Where does the string "courgette" appear in the records? Copy every line that contains it.
## BEGIN Provided records
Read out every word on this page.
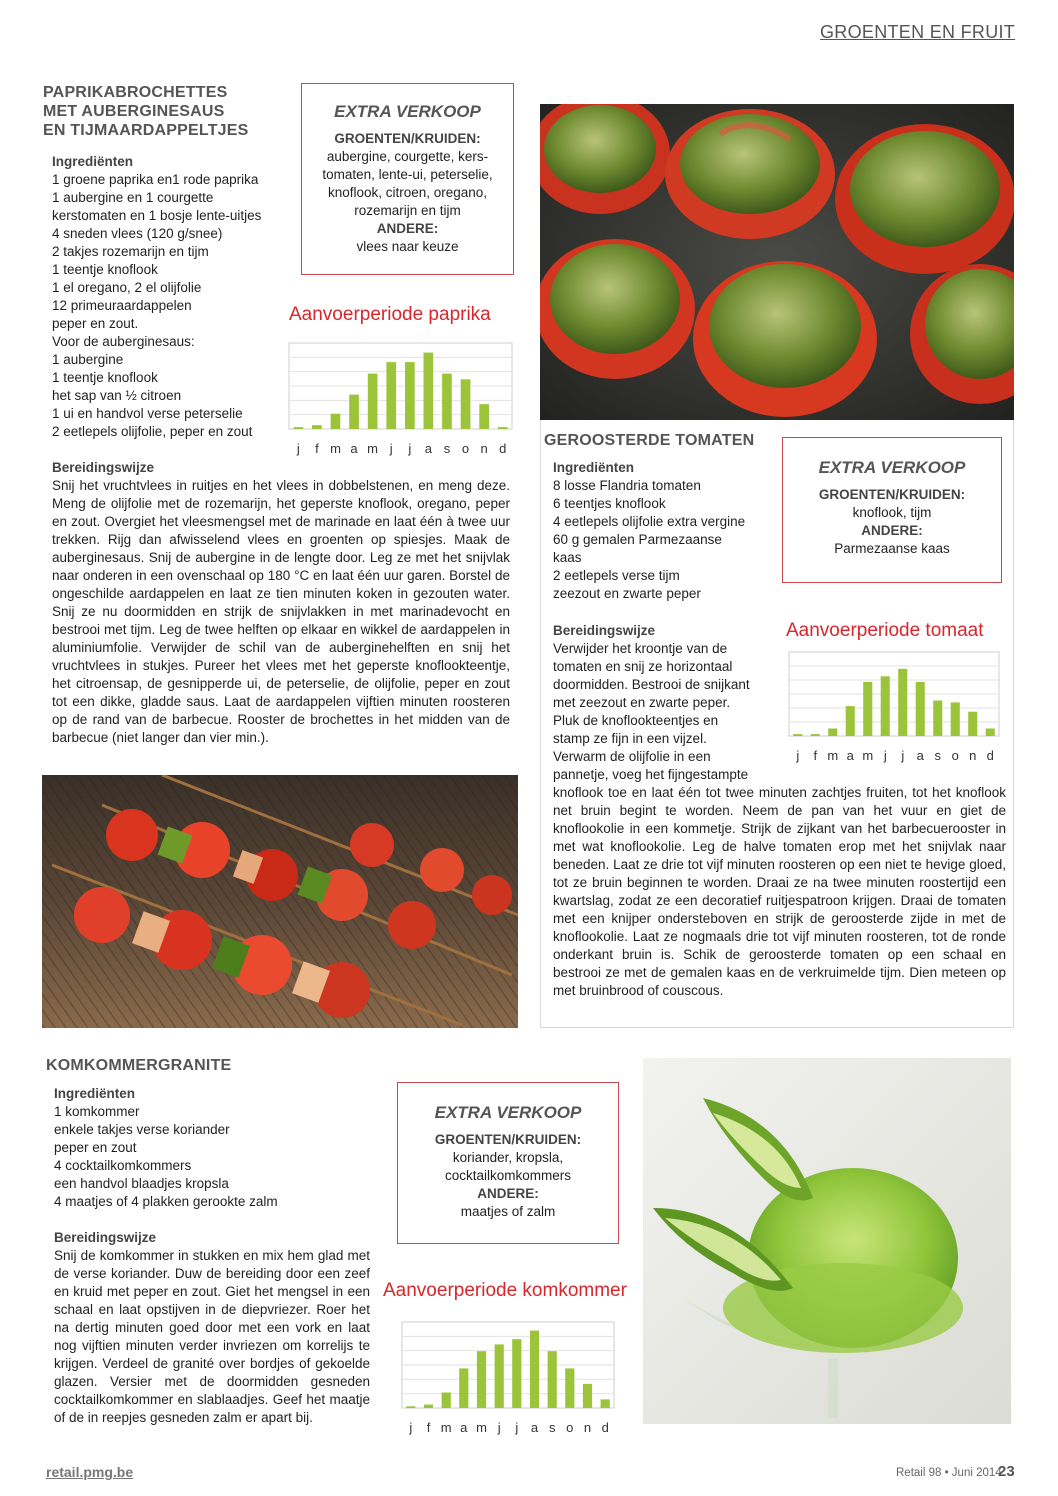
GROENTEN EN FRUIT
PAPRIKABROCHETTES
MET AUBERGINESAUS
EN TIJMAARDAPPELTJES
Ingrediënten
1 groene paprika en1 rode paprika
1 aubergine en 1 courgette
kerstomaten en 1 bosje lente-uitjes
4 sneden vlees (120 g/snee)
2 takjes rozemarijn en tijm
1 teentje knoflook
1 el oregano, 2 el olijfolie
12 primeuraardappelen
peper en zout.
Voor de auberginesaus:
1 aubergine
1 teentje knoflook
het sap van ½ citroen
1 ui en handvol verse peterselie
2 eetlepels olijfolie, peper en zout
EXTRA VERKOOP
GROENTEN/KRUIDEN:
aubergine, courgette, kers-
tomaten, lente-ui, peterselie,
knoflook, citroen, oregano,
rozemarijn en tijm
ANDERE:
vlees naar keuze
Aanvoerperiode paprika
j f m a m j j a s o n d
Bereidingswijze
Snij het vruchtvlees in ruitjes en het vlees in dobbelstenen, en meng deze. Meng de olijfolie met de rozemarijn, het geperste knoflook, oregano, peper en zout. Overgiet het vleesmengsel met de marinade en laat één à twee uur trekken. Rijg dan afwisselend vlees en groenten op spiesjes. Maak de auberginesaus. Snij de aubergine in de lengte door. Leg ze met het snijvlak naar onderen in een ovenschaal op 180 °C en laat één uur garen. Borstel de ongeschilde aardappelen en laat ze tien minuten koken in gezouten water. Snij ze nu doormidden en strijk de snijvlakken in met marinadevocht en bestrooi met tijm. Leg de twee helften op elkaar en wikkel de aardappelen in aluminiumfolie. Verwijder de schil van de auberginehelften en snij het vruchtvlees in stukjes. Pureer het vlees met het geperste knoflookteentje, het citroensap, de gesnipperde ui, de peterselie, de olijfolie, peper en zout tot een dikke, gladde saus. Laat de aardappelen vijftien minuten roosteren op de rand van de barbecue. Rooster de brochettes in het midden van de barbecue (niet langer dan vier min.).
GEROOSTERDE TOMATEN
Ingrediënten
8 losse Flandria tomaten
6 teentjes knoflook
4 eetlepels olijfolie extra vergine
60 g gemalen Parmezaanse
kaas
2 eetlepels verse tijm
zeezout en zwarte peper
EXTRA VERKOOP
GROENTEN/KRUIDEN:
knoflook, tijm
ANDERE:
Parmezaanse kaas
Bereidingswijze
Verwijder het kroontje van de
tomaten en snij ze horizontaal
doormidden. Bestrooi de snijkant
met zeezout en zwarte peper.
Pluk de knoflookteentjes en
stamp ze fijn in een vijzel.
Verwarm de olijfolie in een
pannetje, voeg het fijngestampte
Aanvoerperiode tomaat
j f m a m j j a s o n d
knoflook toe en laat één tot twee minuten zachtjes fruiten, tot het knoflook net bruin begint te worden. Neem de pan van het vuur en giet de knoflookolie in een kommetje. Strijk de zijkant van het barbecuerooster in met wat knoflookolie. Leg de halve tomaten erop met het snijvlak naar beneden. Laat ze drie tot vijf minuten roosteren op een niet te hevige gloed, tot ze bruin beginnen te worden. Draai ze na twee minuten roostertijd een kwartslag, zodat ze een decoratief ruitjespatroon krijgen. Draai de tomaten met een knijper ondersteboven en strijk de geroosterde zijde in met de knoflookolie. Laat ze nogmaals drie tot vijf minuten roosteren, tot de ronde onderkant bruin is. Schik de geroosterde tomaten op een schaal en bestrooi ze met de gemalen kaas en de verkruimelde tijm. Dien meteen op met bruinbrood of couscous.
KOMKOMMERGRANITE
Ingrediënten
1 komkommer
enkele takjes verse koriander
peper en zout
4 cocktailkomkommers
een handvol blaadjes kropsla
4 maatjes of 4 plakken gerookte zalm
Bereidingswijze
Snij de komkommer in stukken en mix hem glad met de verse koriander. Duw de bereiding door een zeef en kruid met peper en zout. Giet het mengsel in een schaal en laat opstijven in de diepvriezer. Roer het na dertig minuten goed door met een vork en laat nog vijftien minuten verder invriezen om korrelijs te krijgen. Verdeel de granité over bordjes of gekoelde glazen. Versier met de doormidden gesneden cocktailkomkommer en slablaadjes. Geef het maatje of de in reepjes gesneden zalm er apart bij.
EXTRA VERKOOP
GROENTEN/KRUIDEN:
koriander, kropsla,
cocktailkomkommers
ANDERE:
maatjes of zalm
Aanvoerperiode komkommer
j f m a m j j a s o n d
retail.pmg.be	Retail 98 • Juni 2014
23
## END Provided records
## BEGIN Provided records
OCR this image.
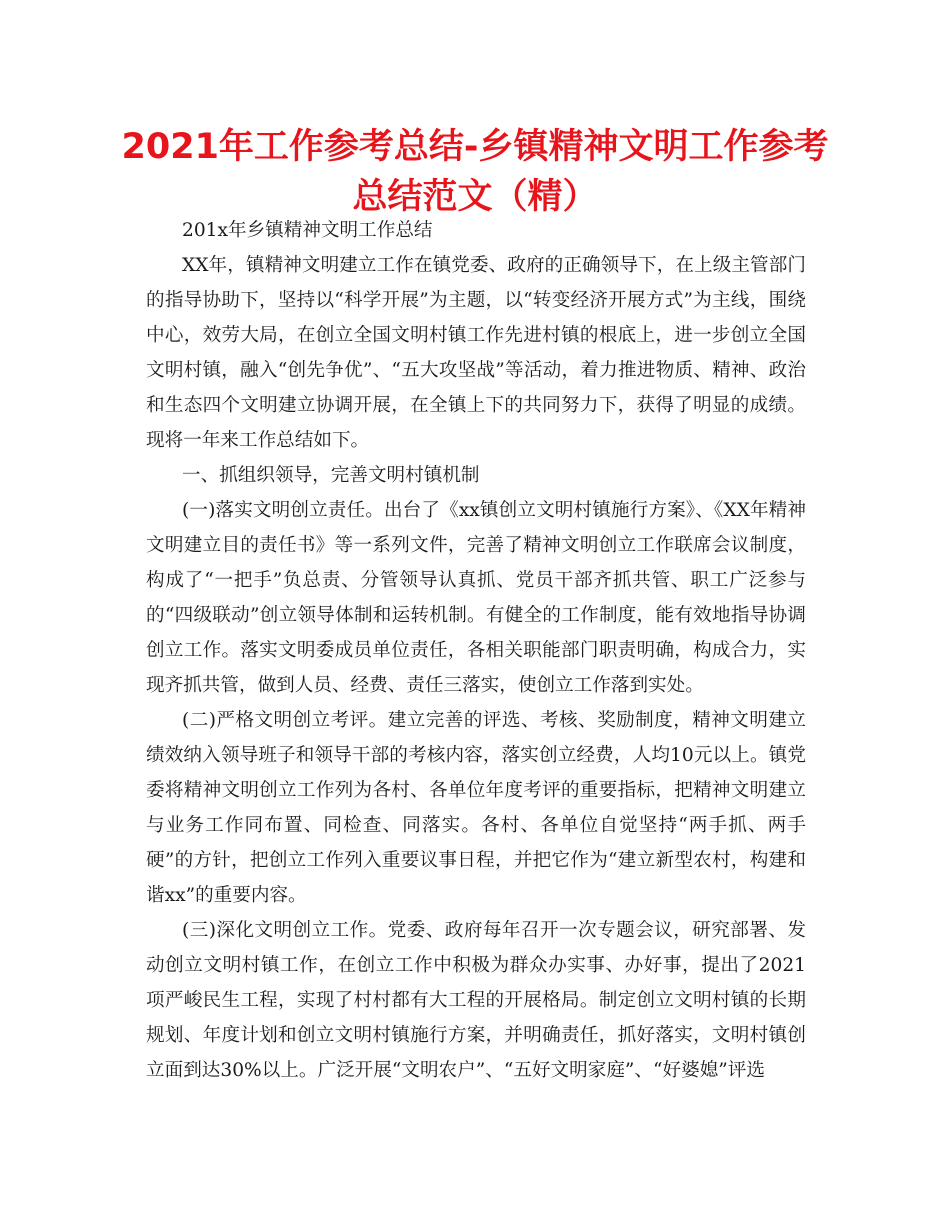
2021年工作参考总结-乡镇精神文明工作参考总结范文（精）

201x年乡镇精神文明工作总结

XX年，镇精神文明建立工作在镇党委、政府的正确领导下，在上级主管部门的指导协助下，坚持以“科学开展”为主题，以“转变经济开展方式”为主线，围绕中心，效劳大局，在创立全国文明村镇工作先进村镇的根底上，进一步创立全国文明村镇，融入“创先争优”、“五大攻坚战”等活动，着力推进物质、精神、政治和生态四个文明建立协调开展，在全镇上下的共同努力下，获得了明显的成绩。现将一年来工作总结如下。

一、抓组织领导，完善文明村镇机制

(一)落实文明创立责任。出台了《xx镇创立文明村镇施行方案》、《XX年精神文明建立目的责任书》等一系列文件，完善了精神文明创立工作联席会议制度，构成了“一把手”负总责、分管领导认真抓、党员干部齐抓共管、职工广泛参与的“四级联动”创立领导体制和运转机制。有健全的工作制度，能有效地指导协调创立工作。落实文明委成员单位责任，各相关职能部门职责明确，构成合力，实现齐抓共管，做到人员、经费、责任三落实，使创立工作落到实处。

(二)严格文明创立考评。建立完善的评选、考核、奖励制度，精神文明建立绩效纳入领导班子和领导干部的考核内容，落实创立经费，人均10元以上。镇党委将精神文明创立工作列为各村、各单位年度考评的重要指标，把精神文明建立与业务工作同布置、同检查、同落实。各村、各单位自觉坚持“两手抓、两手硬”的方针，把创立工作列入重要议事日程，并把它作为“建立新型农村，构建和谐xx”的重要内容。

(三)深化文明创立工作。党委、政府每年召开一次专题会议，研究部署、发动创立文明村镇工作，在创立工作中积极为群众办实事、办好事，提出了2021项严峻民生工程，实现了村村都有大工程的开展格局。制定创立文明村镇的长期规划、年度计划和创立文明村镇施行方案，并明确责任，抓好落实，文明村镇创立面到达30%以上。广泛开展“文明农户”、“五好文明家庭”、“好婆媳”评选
## END Provided records
## BEGIN Provided records
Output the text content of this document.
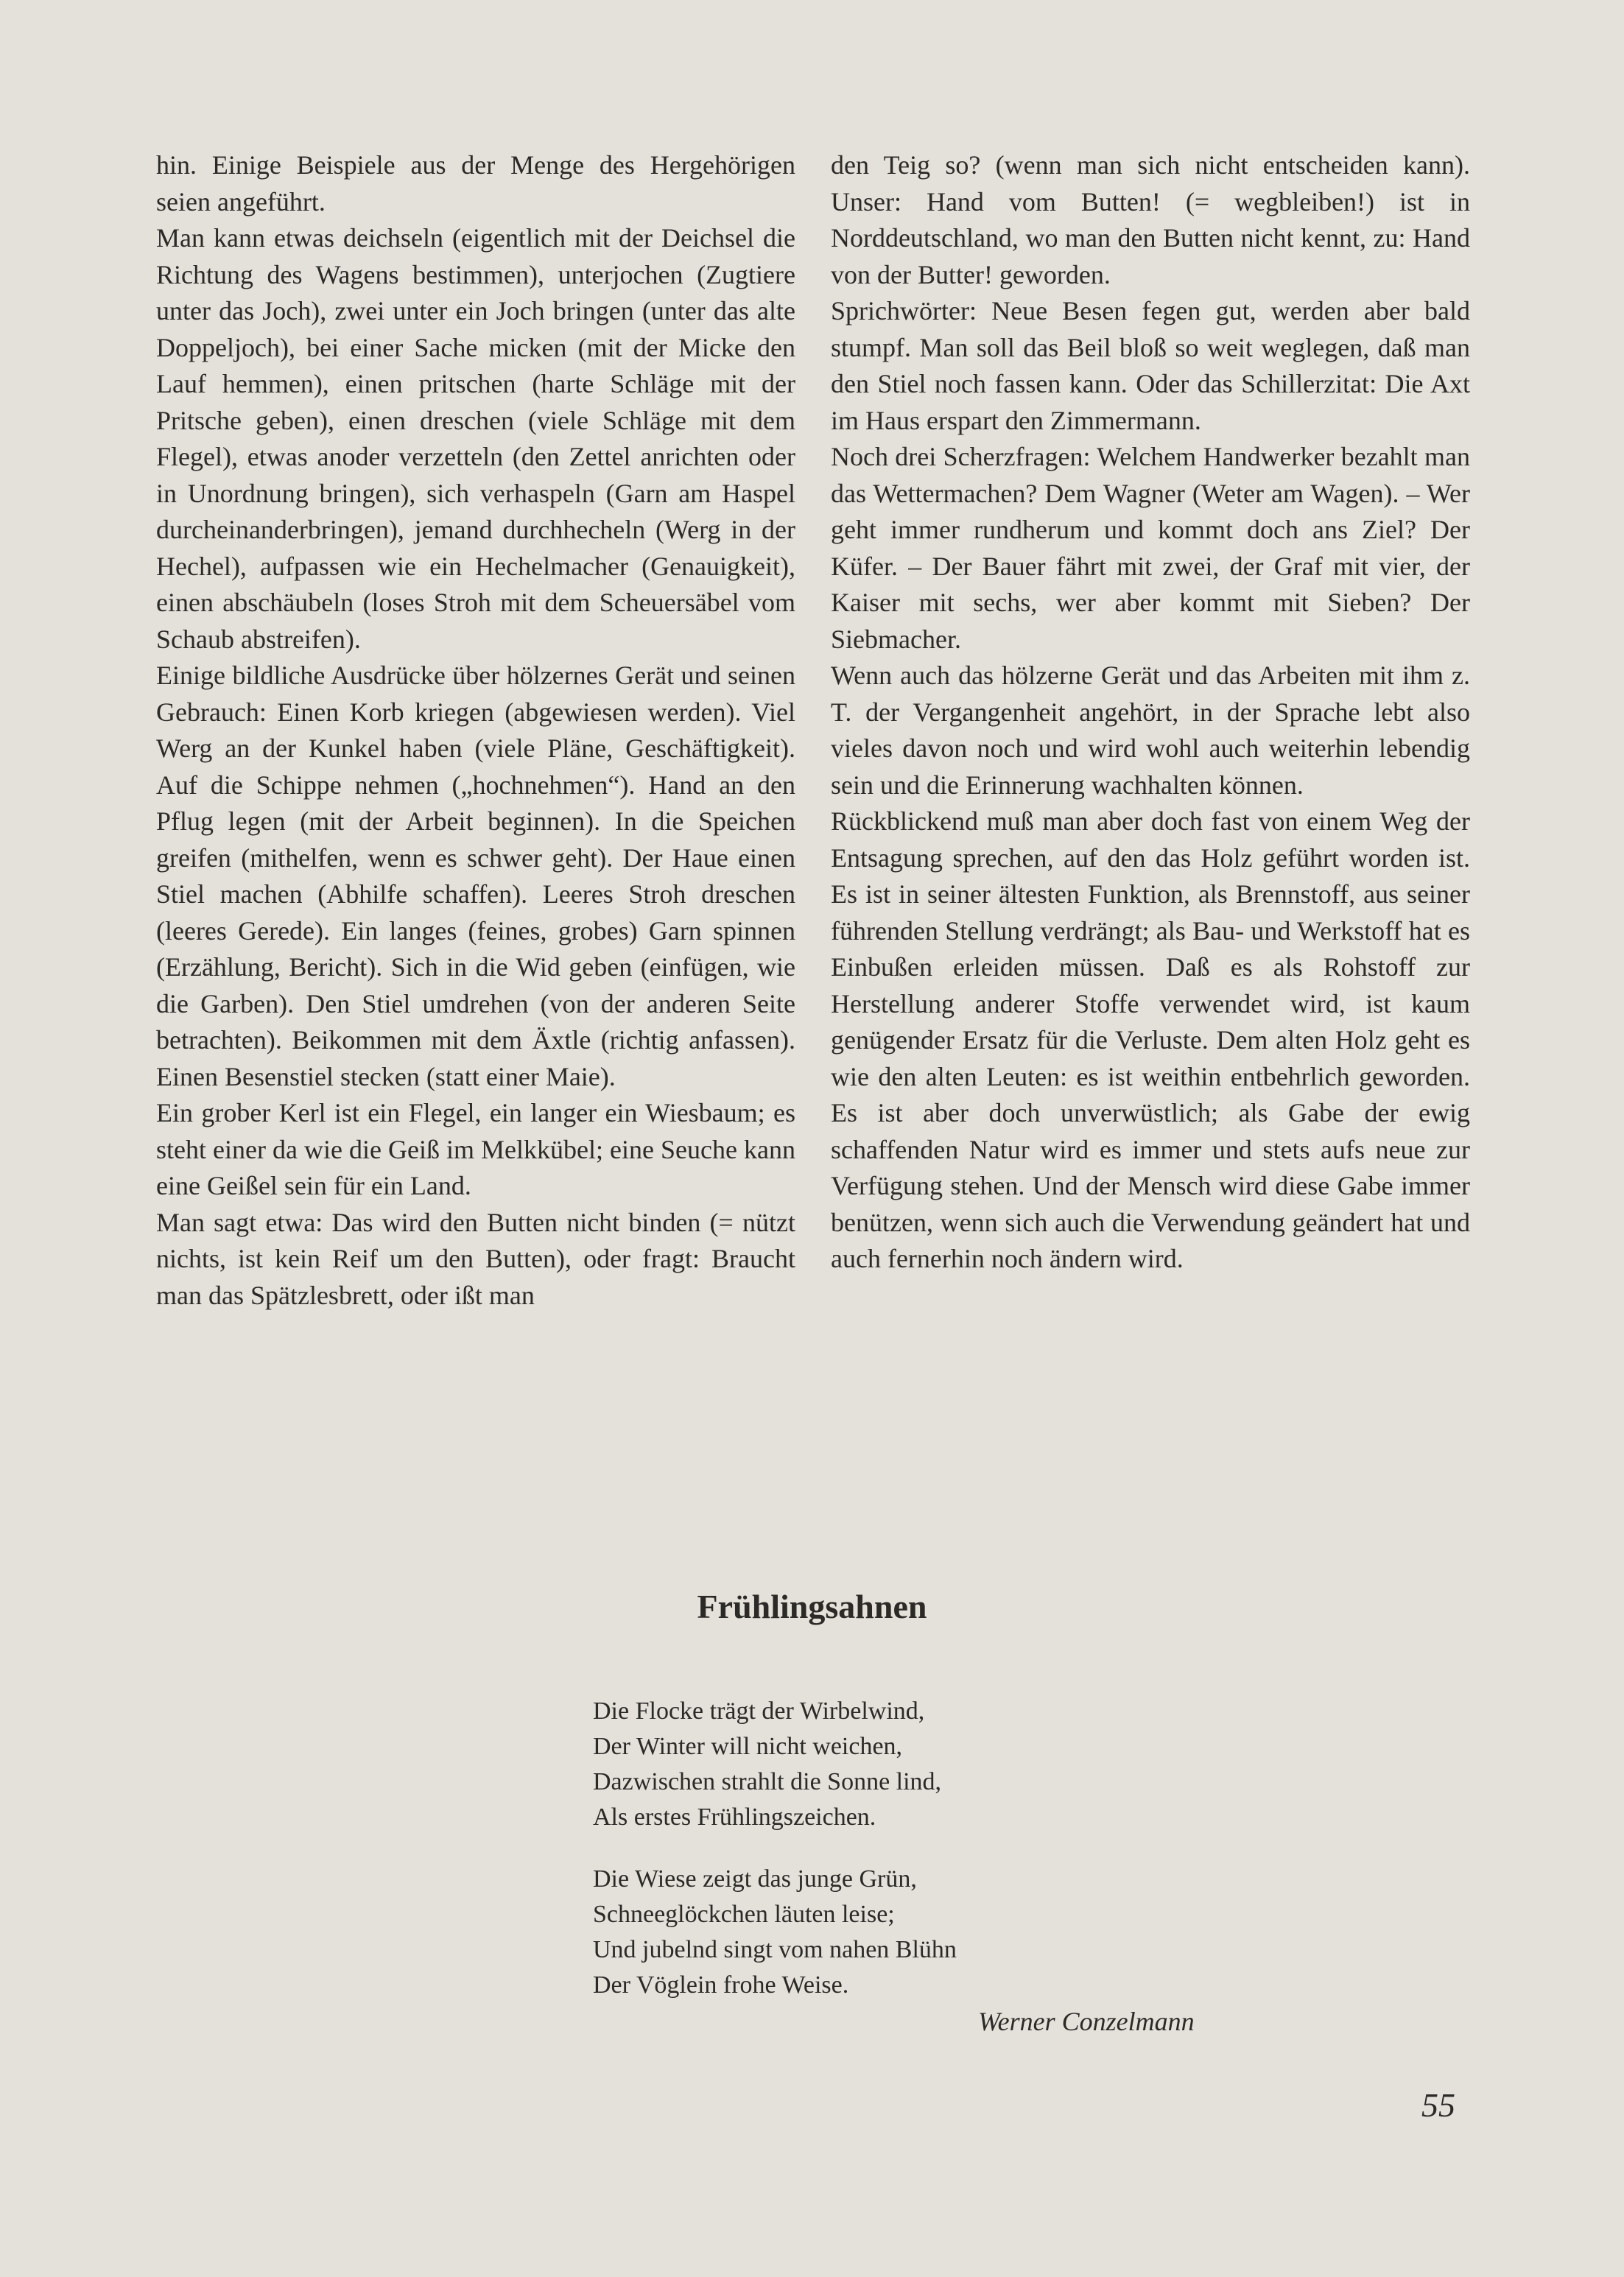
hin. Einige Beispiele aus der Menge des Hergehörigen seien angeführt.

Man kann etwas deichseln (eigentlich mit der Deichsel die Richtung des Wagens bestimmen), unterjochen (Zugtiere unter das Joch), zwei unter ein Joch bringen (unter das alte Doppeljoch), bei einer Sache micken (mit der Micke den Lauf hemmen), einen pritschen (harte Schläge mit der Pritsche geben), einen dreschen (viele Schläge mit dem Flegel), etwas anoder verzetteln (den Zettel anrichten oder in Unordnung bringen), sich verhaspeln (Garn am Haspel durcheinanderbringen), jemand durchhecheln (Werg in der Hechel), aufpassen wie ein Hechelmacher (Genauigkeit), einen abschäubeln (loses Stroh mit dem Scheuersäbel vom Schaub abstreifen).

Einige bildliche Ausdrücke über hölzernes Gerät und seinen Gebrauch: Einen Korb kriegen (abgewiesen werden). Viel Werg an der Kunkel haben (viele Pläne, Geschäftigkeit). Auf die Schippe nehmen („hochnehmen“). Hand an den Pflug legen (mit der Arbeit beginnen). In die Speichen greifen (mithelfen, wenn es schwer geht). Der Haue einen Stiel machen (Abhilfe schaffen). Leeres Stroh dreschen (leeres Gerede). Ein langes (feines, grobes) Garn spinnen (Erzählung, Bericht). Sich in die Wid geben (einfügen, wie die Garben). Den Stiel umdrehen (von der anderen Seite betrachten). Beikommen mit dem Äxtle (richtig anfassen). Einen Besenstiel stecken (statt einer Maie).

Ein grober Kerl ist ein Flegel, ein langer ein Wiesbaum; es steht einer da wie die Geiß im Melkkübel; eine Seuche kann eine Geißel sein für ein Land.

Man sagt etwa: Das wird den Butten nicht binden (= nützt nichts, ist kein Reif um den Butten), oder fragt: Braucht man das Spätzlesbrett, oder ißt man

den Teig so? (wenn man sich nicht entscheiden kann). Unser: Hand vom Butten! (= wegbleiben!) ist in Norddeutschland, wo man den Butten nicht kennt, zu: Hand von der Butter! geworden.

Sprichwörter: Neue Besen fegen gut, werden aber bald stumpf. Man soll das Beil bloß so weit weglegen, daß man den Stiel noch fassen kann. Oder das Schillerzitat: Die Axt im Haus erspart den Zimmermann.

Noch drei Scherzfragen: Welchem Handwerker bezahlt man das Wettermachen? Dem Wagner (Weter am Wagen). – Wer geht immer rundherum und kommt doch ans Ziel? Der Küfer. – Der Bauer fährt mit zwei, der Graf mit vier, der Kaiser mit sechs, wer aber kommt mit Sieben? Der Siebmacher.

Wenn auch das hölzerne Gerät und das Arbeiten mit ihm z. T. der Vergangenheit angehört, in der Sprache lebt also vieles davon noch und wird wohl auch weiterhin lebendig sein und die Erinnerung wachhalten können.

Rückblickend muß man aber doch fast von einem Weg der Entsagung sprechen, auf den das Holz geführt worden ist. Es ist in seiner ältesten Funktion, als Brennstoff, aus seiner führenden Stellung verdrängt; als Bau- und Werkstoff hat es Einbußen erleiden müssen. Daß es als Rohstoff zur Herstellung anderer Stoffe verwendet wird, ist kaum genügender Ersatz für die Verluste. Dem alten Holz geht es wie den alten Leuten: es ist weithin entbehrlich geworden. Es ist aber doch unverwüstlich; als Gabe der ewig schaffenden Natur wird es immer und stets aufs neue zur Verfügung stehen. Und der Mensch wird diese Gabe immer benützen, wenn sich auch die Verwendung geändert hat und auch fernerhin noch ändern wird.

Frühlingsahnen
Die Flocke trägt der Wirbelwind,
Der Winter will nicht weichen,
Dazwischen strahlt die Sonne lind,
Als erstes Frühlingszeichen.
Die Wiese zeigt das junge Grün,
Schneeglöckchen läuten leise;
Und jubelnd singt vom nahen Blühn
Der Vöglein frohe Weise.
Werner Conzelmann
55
## END Provided records
## Response below
1 aubergine en 1 courgette
aubergine, courgette, kers-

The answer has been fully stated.